[Dataset items]
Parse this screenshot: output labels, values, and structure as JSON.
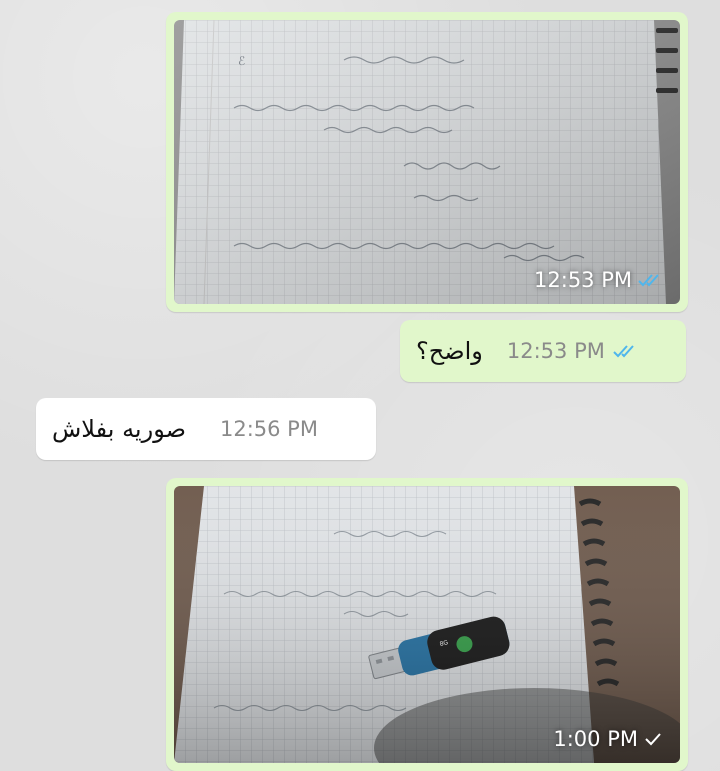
{
  "messages": [
    {
      "type": "image",
      "direction": "outgoing",
      "time": "12:53 PM",
      "status": "read",
      "content": "photo of grid notebook page with handwritten math"
    },
    {
      "type": "text",
      "direction": "outgoing",
      "text": "واضح؟",
      "time": "12:53 PM",
      "status": "read"
    },
    {
      "type": "text",
      "direction": "incoming",
      "text": "صوريه بفلاش",
      "time": "12:56 PM"
    },
    {
      "type": "image",
      "direction": "outgoing",
      "time": "1:00 PM",
      "status": "sent",
      "content": "photo of grid notebook page with a blue USB flash drive on it"
    }
  ],
  "colors": {
    "outgoing_bubble": "#e1f7cb",
    "incoming_bubble": "#ffffff",
    "read_tick": "#4fb6ec",
    "chat_background": "#dedede"
  }
}
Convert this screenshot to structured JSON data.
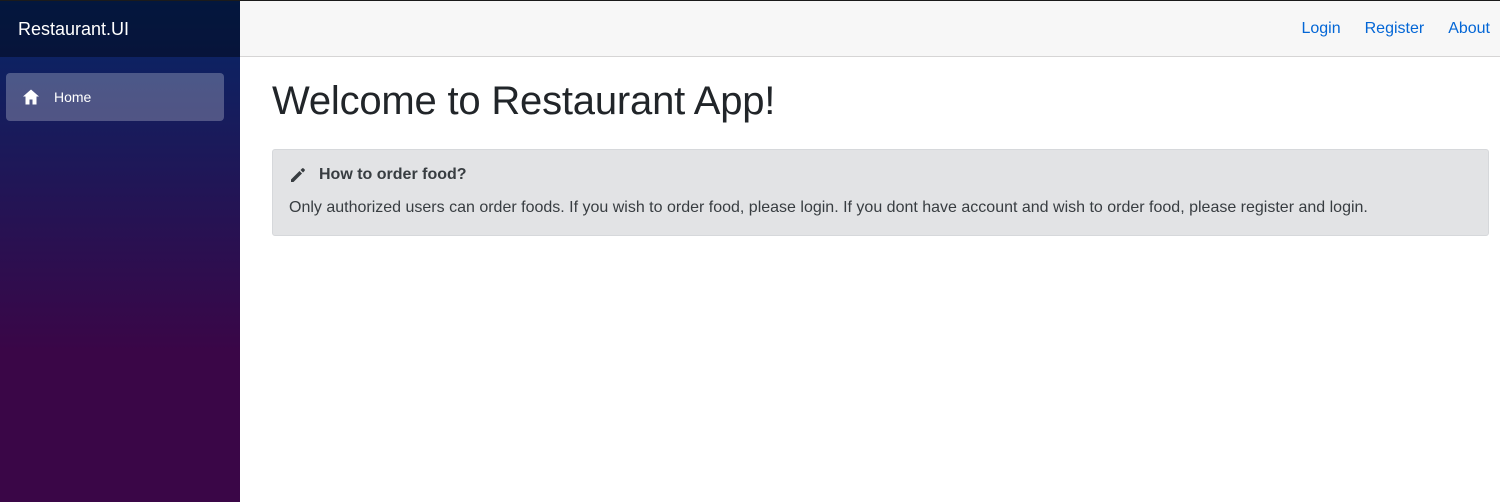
{
  "sidebar": {
    "brand": "Restaurant.UI",
    "items": [
      {
        "label": "Home",
        "icon": "home-icon",
        "active": true
      }
    ]
  },
  "topbar": {
    "links": [
      {
        "label": "Login"
      },
      {
        "label": "Register"
      },
      {
        "label": "About"
      }
    ]
  },
  "main": {
    "title": "Welcome to Restaurant App!",
    "alert": {
      "icon": "pencil-icon",
      "title": "How to order food?",
      "body": "Only authorized users can order foods. If you wish to order food, please login. If you dont have account and wish to order food, please register and login."
    }
  },
  "colors": {
    "link": "#0366d6",
    "sidebar_top": "#052767",
    "sidebar_bottom": "#3a0647",
    "alert_bg": "#e2e3e5"
  }
}
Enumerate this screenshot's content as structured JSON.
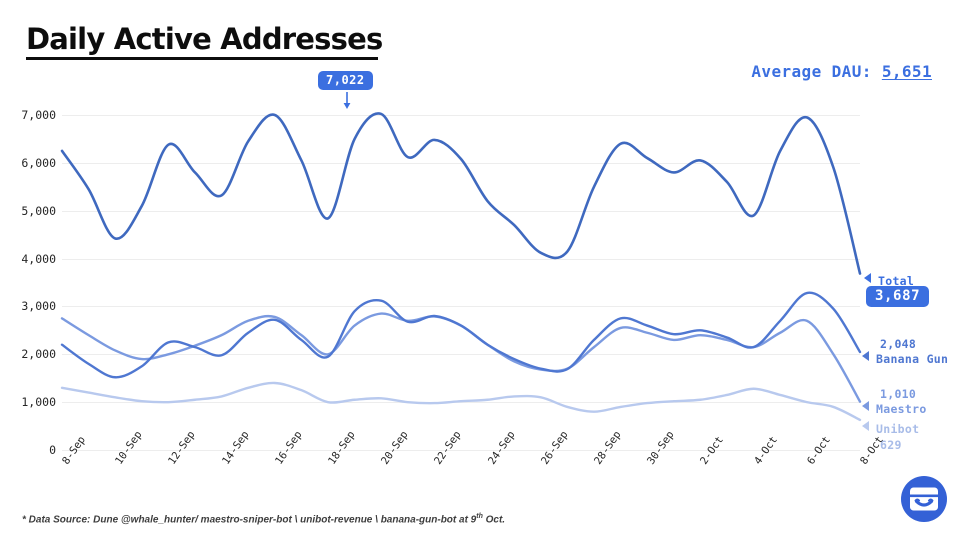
{
  "header": {
    "title": "Daily Active Addresses",
    "average_dau_label": "Average DAU:",
    "average_dau_value": "5,651"
  },
  "annotation": {
    "peak_label": "7,022"
  },
  "footnote": {
    "text_before": "* Data Source: Dune @whale_hunter/ maestro-sniper-bot \\ unibot-revenue \\ banana-gun-bot at 9",
    "sup": "th",
    "text_after": " Oct."
  },
  "legend": {
    "total": {
      "label": "Total",
      "value": "3,687",
      "marker": "left-triangle-icon"
    },
    "banana_gun": {
      "label": "Banana Gun",
      "value": "2,048",
      "marker": "left-triangle-icon"
    },
    "maestro": {
      "label": "Maestro",
      "value": "1,010",
      "marker": "left-triangle-icon"
    },
    "unibot": {
      "label": "Unibot",
      "value": "629",
      "marker": "left-triangle-icon"
    }
  },
  "logo": {
    "name": "bot-face-logo",
    "color": "#3461d6"
  },
  "colors": {
    "accent": "#3b6fe0",
    "total": "#3f69bf",
    "banana_gun": "#4f77d1",
    "maestro": "#7b9ae0",
    "unibot": "#b8c9ee",
    "grid": "#ededed",
    "text": "#262626"
  },
  "chart_data": {
    "type": "line",
    "title": "Daily Active Addresses",
    "xlabel": "",
    "ylabel": "",
    "ylim": [
      0,
      7400
    ],
    "yticks": [
      0,
      1000,
      2000,
      3000,
      4000,
      5000,
      6000,
      7000
    ],
    "ytick_labels": [
      "0",
      "1,000",
      "2,000",
      "3,000",
      "4,000",
      "5,000",
      "6,000",
      "7,000"
    ],
    "grid": true,
    "legend_position": "right-inline",
    "annotations": [
      {
        "text": "7,022",
        "series": "Total",
        "x": "18-Sep",
        "y": 7022
      },
      {
        "text": "Average DAU: 5,651",
        "value": 5651
      }
    ],
    "x": [
      "8-Sep",
      "9-Sep",
      "10-Sep",
      "11-Sep",
      "12-Sep",
      "13-Sep",
      "14-Sep",
      "15-Sep",
      "16-Sep",
      "17-Sep",
      "18-Sep",
      "19-Sep",
      "20-Sep",
      "21-Sep",
      "22-Sep",
      "23-Sep",
      "24-Sep",
      "25-Sep",
      "26-Sep",
      "27-Sep",
      "28-Sep",
      "29-Sep",
      "30-Sep",
      "1-Oct",
      "2-Oct",
      "3-Oct",
      "4-Oct",
      "5-Oct",
      "6-Oct",
      "7-Oct",
      "8-Oct"
    ],
    "xtick_labels": [
      "8-Sep",
      "10-Sep",
      "12-Sep",
      "14-Sep",
      "16-Sep",
      "18-Sep",
      "20-Sep",
      "22-Sep",
      "24-Sep",
      "26-Sep",
      "28-Sep",
      "30-Sep",
      "2-Oct",
      "4-Oct",
      "6-Oct",
      "8-Oct"
    ],
    "series": [
      {
        "name": "Total",
        "color": "#3f69bf",
        "end_value": 3687,
        "values": [
          6250,
          5450,
          4420,
          5100,
          6380,
          5800,
          5320,
          6450,
          7000,
          6050,
          4840,
          6500,
          7022,
          6120,
          6480,
          6080,
          5200,
          4700,
          4120,
          4150,
          5500,
          6400,
          6100,
          5800,
          6050,
          5600,
          4900,
          6250,
          6950,
          5900,
          3687
        ]
      },
      {
        "name": "Banana Gun",
        "color": "#4f77d1",
        "end_value": 2048,
        "values": [
          2200,
          1800,
          1520,
          1750,
          2250,
          2150,
          1980,
          2450,
          2720,
          2300,
          1950,
          2900,
          3120,
          2680,
          2800,
          2600,
          2200,
          1900,
          1700,
          1690,
          2300,
          2750,
          2600,
          2420,
          2500,
          2350,
          2150,
          2700,
          3280,
          2950,
          2048
        ]
      },
      {
        "name": "Maestro",
        "color": "#7b9ae0",
        "end_value": 1010,
        "values": [
          2750,
          2400,
          2080,
          1900,
          2000,
          2180,
          2400,
          2700,
          2780,
          2400,
          2000,
          2600,
          2850,
          2700,
          2790,
          2600,
          2200,
          1850,
          1680,
          1700,
          2150,
          2550,
          2450,
          2300,
          2400,
          2300,
          2150,
          2450,
          2700,
          2000,
          1010
        ]
      },
      {
        "name": "Unibot",
        "color": "#b8c9ee",
        "end_value": 629,
        "values": [
          1300,
          1200,
          1100,
          1020,
          1000,
          1050,
          1120,
          1300,
          1400,
          1250,
          1000,
          1050,
          1080,
          1000,
          980,
          1020,
          1050,
          1120,
          1100,
          900,
          800,
          900,
          980,
          1020,
          1050,
          1150,
          1280,
          1150,
          1000,
          900,
          629
        ]
      }
    ]
  }
}
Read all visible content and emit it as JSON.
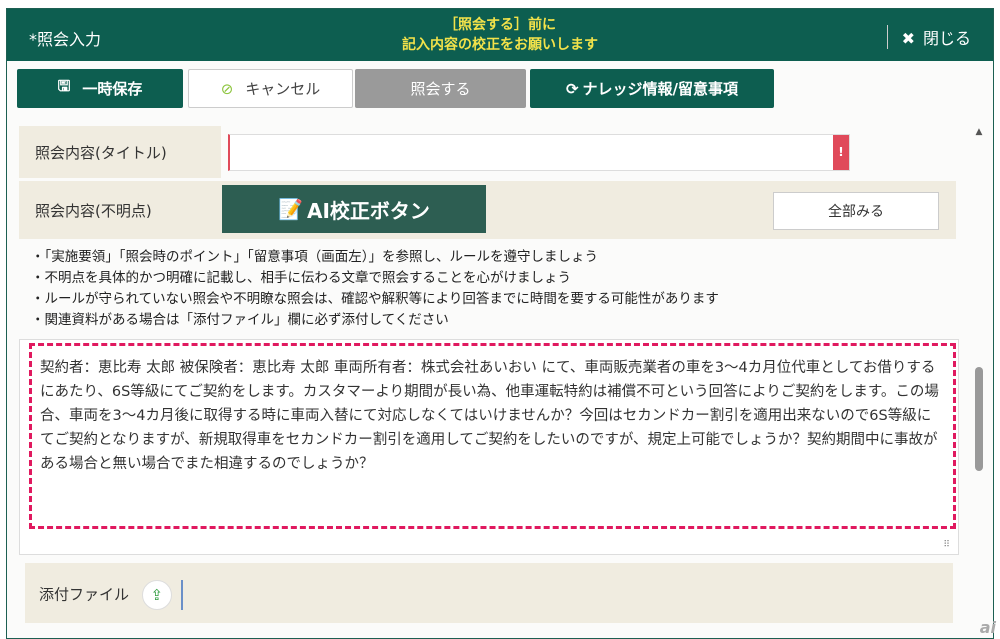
{
  "header": {
    "title": "*照会入力",
    "notice_line1": "［照会する］前に",
    "notice_line2": "記入内容の校正をお願いします",
    "close": "閉じる"
  },
  "toolbar": {
    "save": "一時保存",
    "cancel": "キャンセル",
    "submit": "照会する",
    "knowledge": "ナレッジ情報/留意事項"
  },
  "form": {
    "title_label": "照会内容(タイトル)",
    "title_value": "",
    "error_mark": "!",
    "detail_label": "照会内容(不明点)",
    "ai_button": "AI校正ボタン",
    "show_all": "全部みる",
    "bullets": [
      "・「実施要領」「照会時のポイント」「留意事項（画面左）」を参照し、ルールを遵守しましょう",
      "・不明点を具体的かつ明確に記載し、相手に伝わる文章で照会することを心がけましょう",
      "・ルールが守られていない照会や不明瞭な照会は、確認や解釈等により回答までに時間を要する可能性があります",
      "・関連資料がある場合は「添付ファイル」欄に必ず添付してください"
    ],
    "detail_value": "契約者：恵比寿 太郎 被保険者：恵比寿 太郎 車両所有者：株式会社あいおい にて、車両販売業者の車を3～4カ月位代車としてお借りするにあたり、6S等級にてご契約をします。カスタマーより期間が長い為、他車運転特約は補償不可という回答によりご契約をします。この場合、車両を3～4カ月後に取得する時に車両入替にて対応しなくてはいけませんか？今回はセカンドカー割引を適用出来ないので6S等級にてご契約となりますが、新規取得車をセカンドカー割引を適用してご契約をしたいのですが、規定上可能でしょうか？契約期間中に事故がある場合と無い場合でまた相違するのでしょうか？",
    "attachment_label": "添付ファイル"
  },
  "watermark": "ai"
}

Exercise task: List each line holding the string "JSON".

Task solution:
Parse this screenshot: output labels, values, and structure as JSON.
Convert this screenshot to structured JSON data.
Enumerate this screenshot's content as structured JSON.
Read all visible content and emit it as JSON.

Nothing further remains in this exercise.